• _Énoncé A_: Recopiez intégralement le texte fourni sur le récital Bach de Fabio Biondi.

::: Texte fourni :::

Rédigé par 11 h 38 min Concerts, Critiques

Fulgurance élégiaque (Bach, Sonates et partitas, Fabio Biondi – Théâtre des Abbesses, 15 janvier 2023)

“J’ai éprouvé le désir de tenter moi aussi de révéler le sens profond de cette force inhérente aux Sonates et Partitas, non par une exécution apolinienne et détachée, où l’interprète ne serait que le médiateur d’une leçon écrite, mais avec un profond sentiment de vitalité, de contemporanéité et une immense envie de partage.” (Fabio Biondi)

Fabio Biondi au Théâtre des Abbesses © Muse Baroque, 2023

Jean-Sébastien BACH (1685-1750)

Partita n°2 en ré mineur BWV 1004
Sonate n°3 en ut majeur BWV 1005
Partita n°3 en mi majeur BWV 1006

Fabio Biondi, violon

Théâtre des Abbesses, Paris, dimanche 15 janvier 2023, 17h00.

:::

• _Énoncé B_: Reprenez les lignes des données de travail à partir de la première jusqu'à celle qui contient "indent-guide — [222, 525, 223, 561]", incluse, en substituant "ligne-code" à "code-line" et en laissant tout le reste intact.

::: Données de travail :::

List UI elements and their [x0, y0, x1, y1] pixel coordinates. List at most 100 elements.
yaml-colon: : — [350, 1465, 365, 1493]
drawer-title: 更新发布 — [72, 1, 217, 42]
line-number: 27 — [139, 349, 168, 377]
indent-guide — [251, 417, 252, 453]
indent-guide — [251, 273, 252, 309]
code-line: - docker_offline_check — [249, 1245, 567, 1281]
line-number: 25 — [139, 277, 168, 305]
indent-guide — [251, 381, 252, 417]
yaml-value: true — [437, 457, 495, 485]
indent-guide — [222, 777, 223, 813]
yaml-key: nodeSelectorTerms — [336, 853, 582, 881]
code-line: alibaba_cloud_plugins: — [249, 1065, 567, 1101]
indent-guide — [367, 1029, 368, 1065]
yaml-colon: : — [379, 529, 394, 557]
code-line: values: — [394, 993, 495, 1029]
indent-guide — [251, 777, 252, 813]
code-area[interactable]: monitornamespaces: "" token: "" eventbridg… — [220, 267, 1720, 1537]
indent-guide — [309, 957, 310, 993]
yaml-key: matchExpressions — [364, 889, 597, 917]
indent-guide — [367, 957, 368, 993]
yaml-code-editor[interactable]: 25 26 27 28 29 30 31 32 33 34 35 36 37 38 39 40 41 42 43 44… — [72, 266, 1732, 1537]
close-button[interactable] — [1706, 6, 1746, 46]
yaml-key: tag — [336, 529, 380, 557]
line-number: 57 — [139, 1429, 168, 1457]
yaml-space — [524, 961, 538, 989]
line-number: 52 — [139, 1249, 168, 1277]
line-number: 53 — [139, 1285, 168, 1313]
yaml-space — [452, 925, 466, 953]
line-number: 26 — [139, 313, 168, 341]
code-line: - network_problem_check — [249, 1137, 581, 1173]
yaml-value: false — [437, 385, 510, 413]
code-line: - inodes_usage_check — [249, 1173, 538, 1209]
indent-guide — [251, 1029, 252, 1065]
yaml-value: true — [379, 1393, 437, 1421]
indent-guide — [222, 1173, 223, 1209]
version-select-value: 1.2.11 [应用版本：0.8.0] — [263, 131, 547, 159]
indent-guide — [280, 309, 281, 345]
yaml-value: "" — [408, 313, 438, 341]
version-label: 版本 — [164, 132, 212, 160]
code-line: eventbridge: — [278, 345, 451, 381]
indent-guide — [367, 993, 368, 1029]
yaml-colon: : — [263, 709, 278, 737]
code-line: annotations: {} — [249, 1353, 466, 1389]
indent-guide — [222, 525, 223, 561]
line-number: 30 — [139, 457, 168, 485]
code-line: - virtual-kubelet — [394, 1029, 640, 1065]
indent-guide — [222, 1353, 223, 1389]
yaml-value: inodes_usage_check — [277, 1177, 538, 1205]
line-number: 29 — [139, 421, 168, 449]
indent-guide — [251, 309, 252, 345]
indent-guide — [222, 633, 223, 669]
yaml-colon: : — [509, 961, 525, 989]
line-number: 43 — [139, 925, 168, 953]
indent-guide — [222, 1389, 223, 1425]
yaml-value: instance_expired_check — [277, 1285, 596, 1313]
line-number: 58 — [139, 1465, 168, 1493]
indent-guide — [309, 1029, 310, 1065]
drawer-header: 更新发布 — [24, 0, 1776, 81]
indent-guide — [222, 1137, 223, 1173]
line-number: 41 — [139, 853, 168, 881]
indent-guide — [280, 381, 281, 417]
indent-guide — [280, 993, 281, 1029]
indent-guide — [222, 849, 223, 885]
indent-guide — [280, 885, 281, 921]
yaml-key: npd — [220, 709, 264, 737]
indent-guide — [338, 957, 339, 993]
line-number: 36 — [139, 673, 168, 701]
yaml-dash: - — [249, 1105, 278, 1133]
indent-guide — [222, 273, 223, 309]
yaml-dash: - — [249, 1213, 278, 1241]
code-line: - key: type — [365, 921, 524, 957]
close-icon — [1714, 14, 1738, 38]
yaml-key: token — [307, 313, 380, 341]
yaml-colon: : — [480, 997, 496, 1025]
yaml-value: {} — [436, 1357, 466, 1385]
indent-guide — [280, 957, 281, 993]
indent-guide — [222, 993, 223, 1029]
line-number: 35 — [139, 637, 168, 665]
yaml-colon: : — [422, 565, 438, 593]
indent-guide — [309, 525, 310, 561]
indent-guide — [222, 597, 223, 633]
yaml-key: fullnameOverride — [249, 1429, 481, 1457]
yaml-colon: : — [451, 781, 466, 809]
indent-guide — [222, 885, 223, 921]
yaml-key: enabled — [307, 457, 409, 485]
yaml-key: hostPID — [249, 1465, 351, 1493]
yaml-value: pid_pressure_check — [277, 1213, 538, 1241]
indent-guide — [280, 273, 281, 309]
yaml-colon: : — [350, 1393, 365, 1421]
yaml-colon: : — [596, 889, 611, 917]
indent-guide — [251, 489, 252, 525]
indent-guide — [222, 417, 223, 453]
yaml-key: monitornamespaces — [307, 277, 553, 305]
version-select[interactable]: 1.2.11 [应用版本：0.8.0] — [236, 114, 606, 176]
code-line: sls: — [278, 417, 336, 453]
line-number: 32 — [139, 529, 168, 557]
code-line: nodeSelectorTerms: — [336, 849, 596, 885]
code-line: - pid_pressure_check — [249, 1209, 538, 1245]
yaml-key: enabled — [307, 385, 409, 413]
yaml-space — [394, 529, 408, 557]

:::

• _Corrigé A_:
Rédigé par 11 h 38 min Concerts, Critiques

Fulgurance élégiaque (Bach, Sonates et partitas, Fabio Biondi – Théâtre des Abbesses, 15 janvier 2023)

“J’ai éprouvé le désir de tenter moi aussi de révéler le sens profond de cette force inhérente aux Sonates et Partitas, non par une exécution apolinienne et détachée, où l’interprète ne serait que le médiateur d’une leçon écrite, mais avec un profond sentiment de vitalité, de contemporanéité et une immense envie de partage.” (Fabio Biondi)

Fabio Biondi au Théâtre des Abbesses © Muse Baroque, 2023

Jean-Sébastien BACH (1685-1750)

Partita n°2 en ré mineur BWV 1004
Sonate n°3 en ut majeur BWV 1005
Partita n°3 en mi majeur BWV 1006

Fabio Biondi, violon

Théâtre des Abbesses, Paris, dimanche 15 janvier 2023, 17h00.

• _Corrigé B_:
List UI elements and their [x0, y0, x1, y1] pixel coordinates. List at most 100 elements.
yaml-colon: : — [350, 1465, 365, 1493]
drawer-title: 更新发布 — [72, 1, 217, 42]
line-number: 27 — [139, 349, 168, 377]
indent-guide — [251, 417, 252, 453]
indent-guide — [251, 273, 252, 309]
ligne-code: - docker_offline_check — [249, 1245, 567, 1281]
line-number: 25 — [139, 277, 168, 305]
indent-guide — [251, 381, 252, 417]
yaml-value: true — [437, 457, 495, 485]
indent-guide — [222, 777, 223, 813]
yaml-key: nodeSelectorTerms — [336, 853, 582, 881]
ligne-code: alibaba_cloud_plugins: — [249, 1065, 567, 1101]
indent-guide — [367, 1029, 368, 1065]
yaml-colon: : — [379, 529, 394, 557]
ligne-code: values: — [394, 993, 495, 1029]
indent-guide — [251, 777, 252, 813]
code-area[interactable]: monitornamespaces: "" token: "" eventbridg… — [220, 267, 1720, 1537]
indent-guide — [309, 957, 310, 993]
yaml-key: matchExpressions — [364, 889, 597, 917]
indent-guide — [367, 957, 368, 993]
yaml-code-editor[interactable]: 25 26 27 28 29 30 31 32 33 34 35 36 37 38 39 40 41 42 43 44… — [72, 266, 1732, 1537]
close-button[interactable] — [1706, 6, 1746, 46]
yaml-key: tag — [336, 529, 380, 557]
line-number: 57 — [139, 1429, 168, 1457]
yaml-space — [524, 961, 538, 989]
line-number: 52 — [139, 1249, 168, 1277]
line-number: 53 — [139, 1285, 168, 1313]
yaml-space — [452, 925, 466, 953]
line-number: 26 — [139, 313, 168, 341]
ligne-code: - network_problem_check — [249, 1137, 581, 1173]
yaml-value: false — [437, 385, 510, 413]
ligne-code: - inodes_usage_check — [249, 1173, 538, 1209]
indent-guide — [251, 1029, 252, 1065]
yaml-value: true — [379, 1393, 437, 1421]
indent-guide — [222, 1173, 223, 1209]
version-select-value: 1.2.11 [应用版本：0.8.0] — [263, 131, 547, 159]
indent-guide — [280, 309, 281, 345]
yaml-value: "" — [408, 313, 438, 341]
version-label: 版本 — [164, 132, 212, 160]
ligne-code: eventbridge: — [278, 345, 451, 381]
indent-guide — [367, 993, 368, 1029]
yaml-colon: : — [263, 709, 278, 737]
ligne-code: annotations: {} — [249, 1353, 466, 1389]
indent-guide — [222, 525, 223, 561]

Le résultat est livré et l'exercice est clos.